-------- Dataset rows

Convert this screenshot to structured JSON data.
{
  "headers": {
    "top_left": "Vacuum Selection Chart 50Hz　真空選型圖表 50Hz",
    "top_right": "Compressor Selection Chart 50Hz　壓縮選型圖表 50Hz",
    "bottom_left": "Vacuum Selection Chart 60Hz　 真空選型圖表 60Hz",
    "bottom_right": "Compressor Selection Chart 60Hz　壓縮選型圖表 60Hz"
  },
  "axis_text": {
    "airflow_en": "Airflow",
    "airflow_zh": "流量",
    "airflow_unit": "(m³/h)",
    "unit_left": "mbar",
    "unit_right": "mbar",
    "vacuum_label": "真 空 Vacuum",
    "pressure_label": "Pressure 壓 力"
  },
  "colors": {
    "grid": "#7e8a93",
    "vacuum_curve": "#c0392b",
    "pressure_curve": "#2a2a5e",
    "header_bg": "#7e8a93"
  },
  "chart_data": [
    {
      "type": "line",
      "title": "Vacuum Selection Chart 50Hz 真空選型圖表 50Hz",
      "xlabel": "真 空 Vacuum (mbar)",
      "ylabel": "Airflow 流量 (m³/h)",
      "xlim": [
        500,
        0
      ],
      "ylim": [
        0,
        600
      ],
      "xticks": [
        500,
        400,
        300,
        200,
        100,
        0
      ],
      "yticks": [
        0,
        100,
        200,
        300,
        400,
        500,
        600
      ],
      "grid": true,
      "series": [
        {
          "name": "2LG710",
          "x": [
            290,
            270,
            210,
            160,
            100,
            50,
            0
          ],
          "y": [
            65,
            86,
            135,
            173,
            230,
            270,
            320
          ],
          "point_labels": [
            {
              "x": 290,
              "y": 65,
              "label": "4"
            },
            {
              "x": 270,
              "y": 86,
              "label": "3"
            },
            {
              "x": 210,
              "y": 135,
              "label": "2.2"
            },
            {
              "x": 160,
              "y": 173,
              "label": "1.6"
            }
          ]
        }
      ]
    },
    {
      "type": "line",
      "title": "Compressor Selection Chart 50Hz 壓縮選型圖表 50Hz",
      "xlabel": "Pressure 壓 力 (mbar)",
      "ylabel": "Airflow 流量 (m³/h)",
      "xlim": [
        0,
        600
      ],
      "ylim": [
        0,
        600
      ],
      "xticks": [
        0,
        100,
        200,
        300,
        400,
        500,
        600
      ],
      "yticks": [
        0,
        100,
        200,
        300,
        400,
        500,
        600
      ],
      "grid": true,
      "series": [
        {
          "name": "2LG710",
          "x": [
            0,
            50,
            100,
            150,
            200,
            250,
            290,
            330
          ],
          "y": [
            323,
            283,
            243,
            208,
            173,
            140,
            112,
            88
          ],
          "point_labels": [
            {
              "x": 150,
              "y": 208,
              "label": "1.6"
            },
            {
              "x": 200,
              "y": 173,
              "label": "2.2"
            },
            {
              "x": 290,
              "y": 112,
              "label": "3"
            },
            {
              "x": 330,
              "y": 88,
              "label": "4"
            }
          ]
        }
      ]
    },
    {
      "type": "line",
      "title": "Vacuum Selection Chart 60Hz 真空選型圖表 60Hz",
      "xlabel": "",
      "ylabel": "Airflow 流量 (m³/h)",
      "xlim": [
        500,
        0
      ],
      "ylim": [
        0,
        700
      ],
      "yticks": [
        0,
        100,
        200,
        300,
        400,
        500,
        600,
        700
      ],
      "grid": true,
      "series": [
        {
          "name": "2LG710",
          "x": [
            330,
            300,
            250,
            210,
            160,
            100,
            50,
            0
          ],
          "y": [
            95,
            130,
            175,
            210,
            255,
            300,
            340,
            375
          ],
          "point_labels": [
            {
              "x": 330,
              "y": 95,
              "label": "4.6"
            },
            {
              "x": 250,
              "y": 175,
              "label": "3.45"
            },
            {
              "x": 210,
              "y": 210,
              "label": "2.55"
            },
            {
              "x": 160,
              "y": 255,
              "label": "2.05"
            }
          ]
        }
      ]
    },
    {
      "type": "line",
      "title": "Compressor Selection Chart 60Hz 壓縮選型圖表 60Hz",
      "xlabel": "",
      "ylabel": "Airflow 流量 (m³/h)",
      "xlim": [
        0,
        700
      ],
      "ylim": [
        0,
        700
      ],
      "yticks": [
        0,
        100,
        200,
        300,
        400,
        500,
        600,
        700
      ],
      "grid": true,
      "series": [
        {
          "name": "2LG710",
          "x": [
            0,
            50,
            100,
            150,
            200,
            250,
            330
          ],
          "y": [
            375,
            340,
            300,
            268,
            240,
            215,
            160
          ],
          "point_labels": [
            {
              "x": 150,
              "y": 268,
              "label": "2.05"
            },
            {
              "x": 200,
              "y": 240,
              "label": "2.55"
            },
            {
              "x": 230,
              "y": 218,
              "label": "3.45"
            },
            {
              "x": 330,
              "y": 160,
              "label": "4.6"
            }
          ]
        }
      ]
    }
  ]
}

----------------

» **Goal**
Copy out each line of the records that holds the string "title".

» **Written solution**
      "title": "Vacuum Selection Chart 50Hz 真空選型圖表 50Hz",
      "title": "Compressor Selection Chart 50Hz 壓縮選型圖表 50Hz",
      "title": "Vacuum Selection Chart 60Hz 真空選型圖表 60Hz",
      "title": "Compressor Selection Chart 60Hz 壓縮選型圖表 60Hz",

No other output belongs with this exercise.